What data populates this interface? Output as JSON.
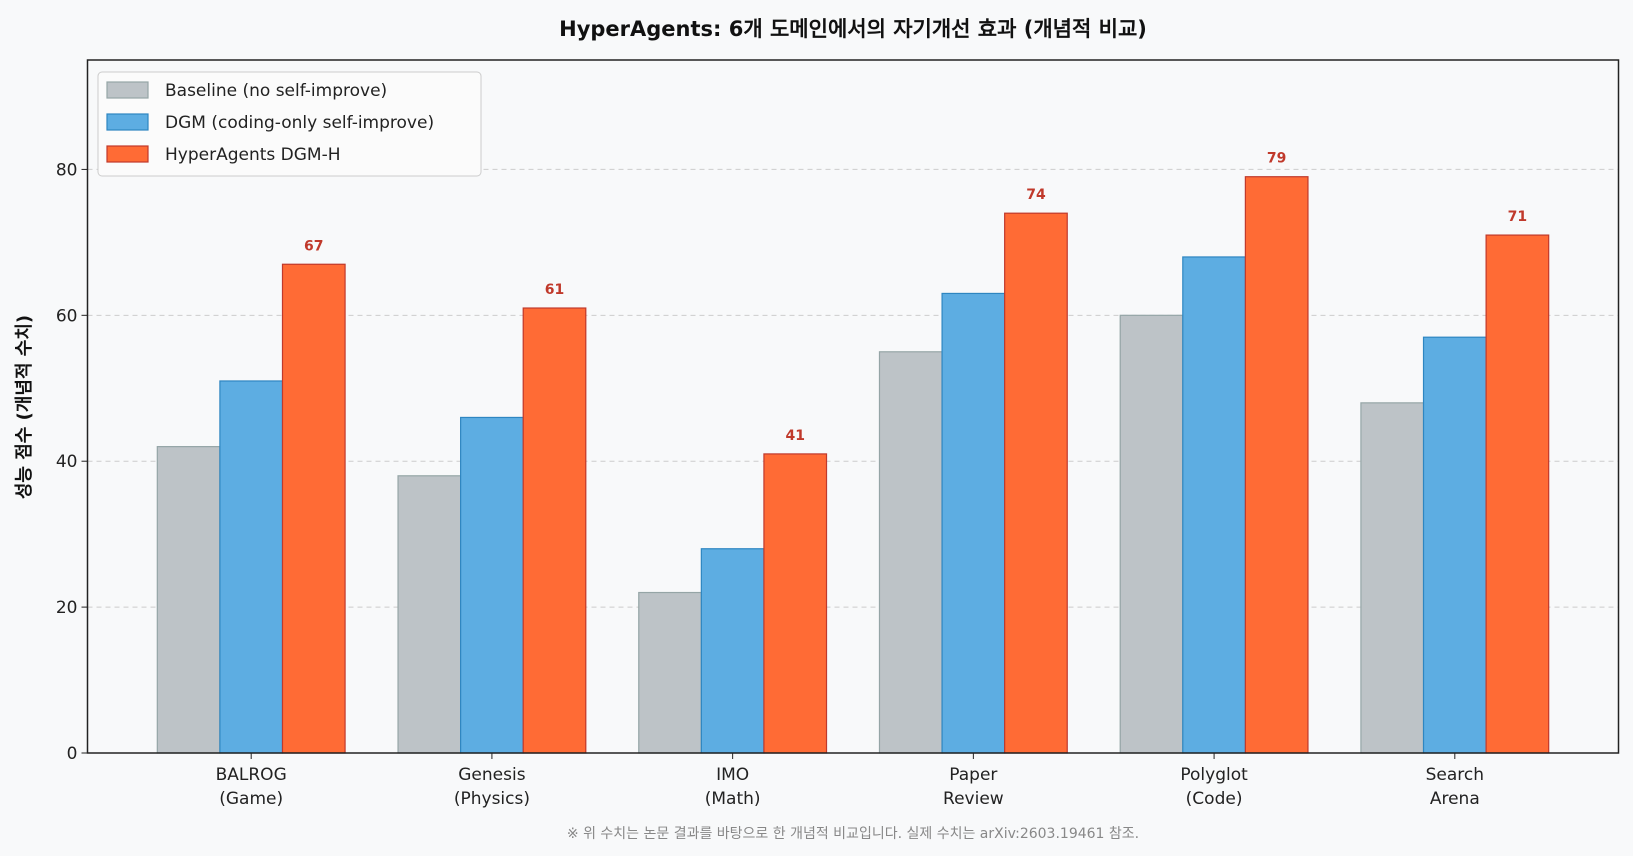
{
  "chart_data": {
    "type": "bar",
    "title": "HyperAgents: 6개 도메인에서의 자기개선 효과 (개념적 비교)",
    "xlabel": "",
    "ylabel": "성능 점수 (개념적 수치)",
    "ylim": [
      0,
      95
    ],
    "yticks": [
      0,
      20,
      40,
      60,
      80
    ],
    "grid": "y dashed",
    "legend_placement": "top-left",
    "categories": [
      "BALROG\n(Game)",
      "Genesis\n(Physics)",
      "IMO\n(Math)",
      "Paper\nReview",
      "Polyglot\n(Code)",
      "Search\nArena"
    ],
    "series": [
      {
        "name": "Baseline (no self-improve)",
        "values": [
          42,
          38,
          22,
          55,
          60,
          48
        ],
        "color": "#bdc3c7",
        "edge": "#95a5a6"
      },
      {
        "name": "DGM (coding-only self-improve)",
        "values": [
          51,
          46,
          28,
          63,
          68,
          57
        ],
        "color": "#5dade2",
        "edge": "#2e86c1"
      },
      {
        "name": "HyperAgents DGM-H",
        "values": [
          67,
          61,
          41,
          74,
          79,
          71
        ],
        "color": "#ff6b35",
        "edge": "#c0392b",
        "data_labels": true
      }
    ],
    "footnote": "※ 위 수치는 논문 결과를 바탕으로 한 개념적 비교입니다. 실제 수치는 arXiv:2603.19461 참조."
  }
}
◆ ◆ ◆ ◆ ◆
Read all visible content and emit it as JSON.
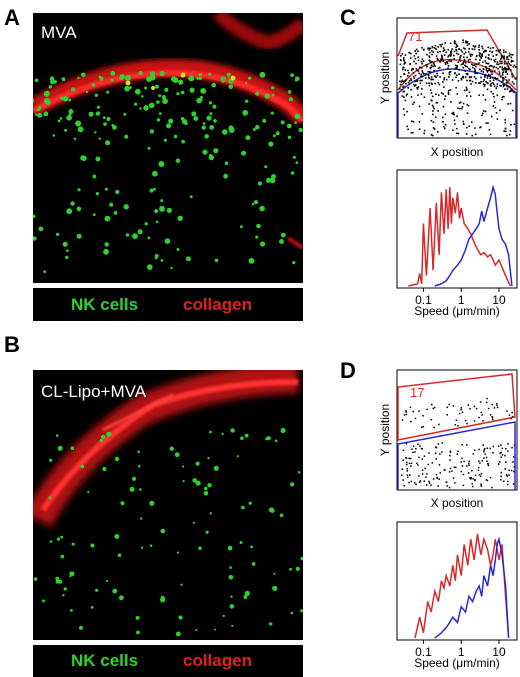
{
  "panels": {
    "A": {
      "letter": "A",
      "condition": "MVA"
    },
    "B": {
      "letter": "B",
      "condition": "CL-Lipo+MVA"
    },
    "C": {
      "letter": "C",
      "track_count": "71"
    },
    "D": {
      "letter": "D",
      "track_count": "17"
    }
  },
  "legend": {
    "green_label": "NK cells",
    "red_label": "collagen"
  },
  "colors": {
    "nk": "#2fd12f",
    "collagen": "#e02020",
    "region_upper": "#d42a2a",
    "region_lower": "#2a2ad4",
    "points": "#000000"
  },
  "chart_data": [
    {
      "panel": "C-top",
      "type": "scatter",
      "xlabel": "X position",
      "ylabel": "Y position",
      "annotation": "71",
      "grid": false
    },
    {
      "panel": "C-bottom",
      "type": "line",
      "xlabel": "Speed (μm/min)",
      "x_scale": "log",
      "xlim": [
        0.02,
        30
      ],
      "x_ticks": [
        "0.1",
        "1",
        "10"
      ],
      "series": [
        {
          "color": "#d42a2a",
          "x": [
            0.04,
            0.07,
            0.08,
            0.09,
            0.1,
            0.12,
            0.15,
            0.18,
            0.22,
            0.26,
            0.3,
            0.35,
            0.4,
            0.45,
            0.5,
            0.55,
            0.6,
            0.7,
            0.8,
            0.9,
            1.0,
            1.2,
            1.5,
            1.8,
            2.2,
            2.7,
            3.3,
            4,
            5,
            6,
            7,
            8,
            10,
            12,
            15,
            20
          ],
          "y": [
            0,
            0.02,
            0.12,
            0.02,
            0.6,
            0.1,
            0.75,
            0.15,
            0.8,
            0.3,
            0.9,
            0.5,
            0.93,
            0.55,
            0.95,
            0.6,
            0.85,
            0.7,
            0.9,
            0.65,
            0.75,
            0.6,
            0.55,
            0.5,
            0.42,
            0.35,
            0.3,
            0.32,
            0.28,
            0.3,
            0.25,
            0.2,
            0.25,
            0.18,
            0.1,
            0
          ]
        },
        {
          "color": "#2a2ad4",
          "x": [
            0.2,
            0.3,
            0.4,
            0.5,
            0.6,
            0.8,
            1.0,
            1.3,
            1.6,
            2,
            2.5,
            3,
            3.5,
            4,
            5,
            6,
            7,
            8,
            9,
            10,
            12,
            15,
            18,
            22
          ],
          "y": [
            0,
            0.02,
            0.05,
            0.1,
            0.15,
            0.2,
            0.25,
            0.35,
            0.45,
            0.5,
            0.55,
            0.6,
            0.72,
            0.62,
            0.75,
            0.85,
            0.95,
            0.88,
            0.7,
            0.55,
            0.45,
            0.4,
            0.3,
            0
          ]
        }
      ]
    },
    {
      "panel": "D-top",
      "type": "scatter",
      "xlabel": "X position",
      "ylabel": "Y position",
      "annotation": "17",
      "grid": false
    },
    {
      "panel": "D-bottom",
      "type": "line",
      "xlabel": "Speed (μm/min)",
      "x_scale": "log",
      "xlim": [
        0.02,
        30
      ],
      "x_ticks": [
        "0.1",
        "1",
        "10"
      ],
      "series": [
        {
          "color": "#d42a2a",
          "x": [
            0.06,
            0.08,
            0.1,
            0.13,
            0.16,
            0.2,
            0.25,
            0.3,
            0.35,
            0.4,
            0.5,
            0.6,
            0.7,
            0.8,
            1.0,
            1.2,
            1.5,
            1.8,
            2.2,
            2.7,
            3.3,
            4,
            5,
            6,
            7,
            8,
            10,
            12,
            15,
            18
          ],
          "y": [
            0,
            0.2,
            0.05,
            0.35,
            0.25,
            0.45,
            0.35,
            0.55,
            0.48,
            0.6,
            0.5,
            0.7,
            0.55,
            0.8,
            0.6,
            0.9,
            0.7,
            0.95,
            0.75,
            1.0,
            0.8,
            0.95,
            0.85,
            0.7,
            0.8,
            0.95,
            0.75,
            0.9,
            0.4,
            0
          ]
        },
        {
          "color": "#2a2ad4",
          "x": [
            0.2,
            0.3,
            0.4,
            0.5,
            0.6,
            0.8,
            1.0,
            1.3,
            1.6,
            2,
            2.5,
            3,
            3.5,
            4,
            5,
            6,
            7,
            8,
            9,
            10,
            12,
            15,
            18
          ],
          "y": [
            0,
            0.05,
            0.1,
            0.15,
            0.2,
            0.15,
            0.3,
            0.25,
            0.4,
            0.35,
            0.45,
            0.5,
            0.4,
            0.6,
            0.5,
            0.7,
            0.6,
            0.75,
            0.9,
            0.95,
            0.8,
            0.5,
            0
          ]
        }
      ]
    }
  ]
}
◆ ◆ ◆ ◆ ◆
Bring together each line above where the string "collagen" turns up.

Reply
    "red_label": "collagen"
    "collagen": "#e02020",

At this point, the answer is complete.